● ESTRATTO DEL DOCUMENTO
/---
Qualcosa a piacere per scendere dalla macchina: succede alla stazione centrale di Napoli

Qualcosa a piacere
Qualcosa a piacere. Foto di Francesco Emilio borrelli

Qualcosa a piacere. E’ la classica richiesta dei parcheggiatori abusivi che oltre alla sosta si starebbe allargando anche ad altri “servizi” come, addirittura, la semplice fermata e la discesa del passeggero dall’auto. Lo denuncia una persona al Consigliere Regionale e neo Deputato della Repubblica, Francesco Emilio Borrelli che attraverso i social diffonde anche una foto.
\---
● DA FARE A
Rispondi a queste domande sull'articolo sui parcheggiatori abusivi:
(i) In quale stazione avviene quanto descritto?
(ii) A chi si è rivolta la persona che ha fatto la denuncia?
(iii) Che cosa diffonde Borrelli attraverso i social?
● DA FARE B
Porta avanti l'articolo sui parcheggiatori abusivi alla stazione di Napoli, riprendendo subito dopo l'ultima frase.
Per rispondere non occorre consultare l'elenco.

● CONTENUTO DELL'ELENCO
/---
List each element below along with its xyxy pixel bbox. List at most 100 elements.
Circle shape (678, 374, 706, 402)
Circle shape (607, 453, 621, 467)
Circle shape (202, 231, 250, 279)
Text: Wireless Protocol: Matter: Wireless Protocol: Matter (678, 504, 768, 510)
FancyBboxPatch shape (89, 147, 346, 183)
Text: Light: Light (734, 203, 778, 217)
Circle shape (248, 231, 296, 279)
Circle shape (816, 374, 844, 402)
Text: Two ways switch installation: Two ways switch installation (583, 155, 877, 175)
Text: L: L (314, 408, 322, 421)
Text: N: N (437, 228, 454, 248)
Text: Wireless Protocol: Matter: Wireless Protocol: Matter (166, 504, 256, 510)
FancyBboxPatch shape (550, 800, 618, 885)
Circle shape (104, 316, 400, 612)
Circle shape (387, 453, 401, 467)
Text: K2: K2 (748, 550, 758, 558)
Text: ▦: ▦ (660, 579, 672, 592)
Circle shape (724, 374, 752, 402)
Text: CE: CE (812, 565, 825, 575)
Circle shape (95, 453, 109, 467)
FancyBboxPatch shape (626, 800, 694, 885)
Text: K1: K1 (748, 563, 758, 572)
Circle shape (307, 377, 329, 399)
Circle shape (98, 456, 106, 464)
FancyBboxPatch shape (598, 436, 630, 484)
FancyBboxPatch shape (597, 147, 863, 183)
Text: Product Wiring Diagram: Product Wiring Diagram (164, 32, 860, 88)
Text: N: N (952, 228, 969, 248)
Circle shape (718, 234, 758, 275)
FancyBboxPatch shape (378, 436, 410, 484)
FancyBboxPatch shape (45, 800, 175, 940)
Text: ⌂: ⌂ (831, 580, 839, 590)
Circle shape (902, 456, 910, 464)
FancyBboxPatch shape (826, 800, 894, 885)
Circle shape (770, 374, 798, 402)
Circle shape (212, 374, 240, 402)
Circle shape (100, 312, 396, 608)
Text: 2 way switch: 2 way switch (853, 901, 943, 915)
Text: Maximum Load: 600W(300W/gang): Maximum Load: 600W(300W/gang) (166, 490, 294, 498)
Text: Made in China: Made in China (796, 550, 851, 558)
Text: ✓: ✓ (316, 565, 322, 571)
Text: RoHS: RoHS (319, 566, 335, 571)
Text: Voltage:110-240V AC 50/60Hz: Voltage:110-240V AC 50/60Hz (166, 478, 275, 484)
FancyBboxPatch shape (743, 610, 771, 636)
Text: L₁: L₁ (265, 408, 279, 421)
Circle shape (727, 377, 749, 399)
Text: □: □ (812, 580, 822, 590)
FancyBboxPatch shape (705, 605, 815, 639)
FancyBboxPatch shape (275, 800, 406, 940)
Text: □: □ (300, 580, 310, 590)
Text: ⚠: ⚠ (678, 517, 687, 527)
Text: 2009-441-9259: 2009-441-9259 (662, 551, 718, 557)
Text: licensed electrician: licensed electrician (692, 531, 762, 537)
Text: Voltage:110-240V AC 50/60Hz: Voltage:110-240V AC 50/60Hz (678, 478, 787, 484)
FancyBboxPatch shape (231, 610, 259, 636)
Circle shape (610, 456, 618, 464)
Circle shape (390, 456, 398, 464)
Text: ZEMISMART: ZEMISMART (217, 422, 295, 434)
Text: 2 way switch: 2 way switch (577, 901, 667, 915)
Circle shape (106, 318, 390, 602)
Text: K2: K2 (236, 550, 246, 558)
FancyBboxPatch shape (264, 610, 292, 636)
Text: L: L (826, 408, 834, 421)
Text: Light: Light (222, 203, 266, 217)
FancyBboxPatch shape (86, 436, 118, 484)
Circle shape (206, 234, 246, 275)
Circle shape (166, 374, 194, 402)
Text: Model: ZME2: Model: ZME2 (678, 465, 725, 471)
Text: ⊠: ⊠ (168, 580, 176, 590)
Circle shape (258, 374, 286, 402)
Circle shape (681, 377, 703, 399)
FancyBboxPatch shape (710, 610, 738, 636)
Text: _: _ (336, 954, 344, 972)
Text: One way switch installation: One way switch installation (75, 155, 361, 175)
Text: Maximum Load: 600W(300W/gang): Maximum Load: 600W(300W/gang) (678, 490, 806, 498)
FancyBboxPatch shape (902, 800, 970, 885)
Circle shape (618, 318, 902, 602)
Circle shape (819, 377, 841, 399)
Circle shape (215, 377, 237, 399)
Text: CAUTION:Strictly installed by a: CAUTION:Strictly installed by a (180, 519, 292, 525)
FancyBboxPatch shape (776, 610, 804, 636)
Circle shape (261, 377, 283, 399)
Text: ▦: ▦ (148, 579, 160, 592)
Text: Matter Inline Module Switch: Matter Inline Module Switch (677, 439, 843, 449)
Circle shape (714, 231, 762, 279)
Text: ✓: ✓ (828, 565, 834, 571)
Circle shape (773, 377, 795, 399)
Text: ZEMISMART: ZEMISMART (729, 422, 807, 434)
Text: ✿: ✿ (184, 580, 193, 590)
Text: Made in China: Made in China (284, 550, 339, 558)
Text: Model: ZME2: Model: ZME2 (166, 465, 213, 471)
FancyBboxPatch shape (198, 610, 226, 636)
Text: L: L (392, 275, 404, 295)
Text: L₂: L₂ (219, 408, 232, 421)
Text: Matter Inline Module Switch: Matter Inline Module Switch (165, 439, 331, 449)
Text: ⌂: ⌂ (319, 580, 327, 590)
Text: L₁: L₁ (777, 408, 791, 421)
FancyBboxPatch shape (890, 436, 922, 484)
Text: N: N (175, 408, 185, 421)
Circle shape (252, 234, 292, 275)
\---
● RISULTATO ATTESO A
(i) Alla stazione centrale di Napoli.
(ii) A Francesco Emilio Borrelli, Consigliere Regionale e neo Deputato della Repubblica.
(iii) Una foto.

● RISULTATO ATTESO B
Qualcosa a piacere. Il post di Borrelli

Il fatto, secondo quanto denuncia il cittadino, sarebbe ormai consuetudine consolidata e avverrebbe alla stazione centrale di Napoli. Di seguito il post facebook pubblicato da Francesco Emilio Borrelli:

“Sig. Borrelli, ogni volta che accompagno mio fratello alla stazione centrale di Napoli mi si avvicinano prima una persona e poi il ‘collega’ a chiedere la tariffa o ‘qualcosa a piacere’ non per il parcheggio ma addirittura per la fermata per la discesa di persone dall’auto.”.
Abbiamo chiesto alla Polizia Municipale di intervenire.

Qualcosa a piacere. I commenti degli utenti

A conferma di quanto espone il cittadino i tanti commenti piovuti su facebook in seguito alla pubblicazione del consigliere regionale. Parole che testimoniano la veridicità di quanto denunciato, con la descrizione di un fenomeno ormai ripetuto e diventato di ordinaria amministrazione. Quella dei parcheggiatori abusivi, a prescindere da questo episodio, rimane per la città una piaga sociale di difficile risoluzione. Gli abusivi imperversano in tante zone della città, spesso non limitandosi ad una richiesta “a piacere” ma stabilendo un tariffario a seconda dell’importanza dell’area di sosta.